Stored entries
--- BEGIN ---

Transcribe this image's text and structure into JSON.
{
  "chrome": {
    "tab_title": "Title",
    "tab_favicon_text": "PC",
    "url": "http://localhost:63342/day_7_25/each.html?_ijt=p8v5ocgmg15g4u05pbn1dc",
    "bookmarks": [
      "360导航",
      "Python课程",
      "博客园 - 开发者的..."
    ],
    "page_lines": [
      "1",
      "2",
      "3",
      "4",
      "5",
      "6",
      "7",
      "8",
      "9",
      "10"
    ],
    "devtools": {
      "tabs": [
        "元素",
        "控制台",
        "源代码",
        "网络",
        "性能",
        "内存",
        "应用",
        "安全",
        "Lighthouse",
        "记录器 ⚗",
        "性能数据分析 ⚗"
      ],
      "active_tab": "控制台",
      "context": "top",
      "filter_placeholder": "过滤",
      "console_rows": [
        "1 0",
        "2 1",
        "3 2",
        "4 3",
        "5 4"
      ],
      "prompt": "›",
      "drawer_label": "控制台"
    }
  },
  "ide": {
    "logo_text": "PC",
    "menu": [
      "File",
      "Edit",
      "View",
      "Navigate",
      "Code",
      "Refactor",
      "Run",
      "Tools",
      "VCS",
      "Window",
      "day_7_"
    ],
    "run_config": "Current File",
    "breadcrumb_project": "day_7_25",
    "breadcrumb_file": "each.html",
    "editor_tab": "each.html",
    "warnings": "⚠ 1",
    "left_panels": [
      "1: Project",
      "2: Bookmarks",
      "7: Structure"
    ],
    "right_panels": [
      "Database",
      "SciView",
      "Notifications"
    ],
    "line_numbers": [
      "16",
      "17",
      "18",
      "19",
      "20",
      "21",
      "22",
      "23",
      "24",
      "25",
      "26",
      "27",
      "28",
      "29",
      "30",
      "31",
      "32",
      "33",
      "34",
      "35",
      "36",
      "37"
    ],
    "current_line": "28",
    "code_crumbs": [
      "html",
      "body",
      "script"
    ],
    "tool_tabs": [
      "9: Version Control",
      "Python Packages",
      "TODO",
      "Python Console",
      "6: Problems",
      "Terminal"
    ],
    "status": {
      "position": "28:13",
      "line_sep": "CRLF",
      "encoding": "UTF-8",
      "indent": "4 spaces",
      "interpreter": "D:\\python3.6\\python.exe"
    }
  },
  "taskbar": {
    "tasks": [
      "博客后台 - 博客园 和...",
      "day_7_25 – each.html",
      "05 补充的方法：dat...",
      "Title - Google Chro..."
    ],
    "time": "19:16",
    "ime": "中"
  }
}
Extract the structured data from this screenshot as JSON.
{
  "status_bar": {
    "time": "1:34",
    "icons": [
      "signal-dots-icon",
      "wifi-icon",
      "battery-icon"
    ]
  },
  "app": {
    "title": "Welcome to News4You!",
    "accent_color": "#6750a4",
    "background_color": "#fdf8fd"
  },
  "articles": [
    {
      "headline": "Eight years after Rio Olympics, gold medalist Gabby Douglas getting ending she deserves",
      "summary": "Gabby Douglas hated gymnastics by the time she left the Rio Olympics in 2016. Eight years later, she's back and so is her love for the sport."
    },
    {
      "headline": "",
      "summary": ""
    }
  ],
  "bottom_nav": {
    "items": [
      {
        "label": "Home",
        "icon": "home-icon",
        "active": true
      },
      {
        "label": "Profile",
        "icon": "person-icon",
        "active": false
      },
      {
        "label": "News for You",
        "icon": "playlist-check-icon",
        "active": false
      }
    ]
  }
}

--- END ---

**TASK REQUIREMENTS:** Across the preceding material, how many lines contain the word "Gabby"? State the number alone.

**EXERCISE OUTPUT:** 2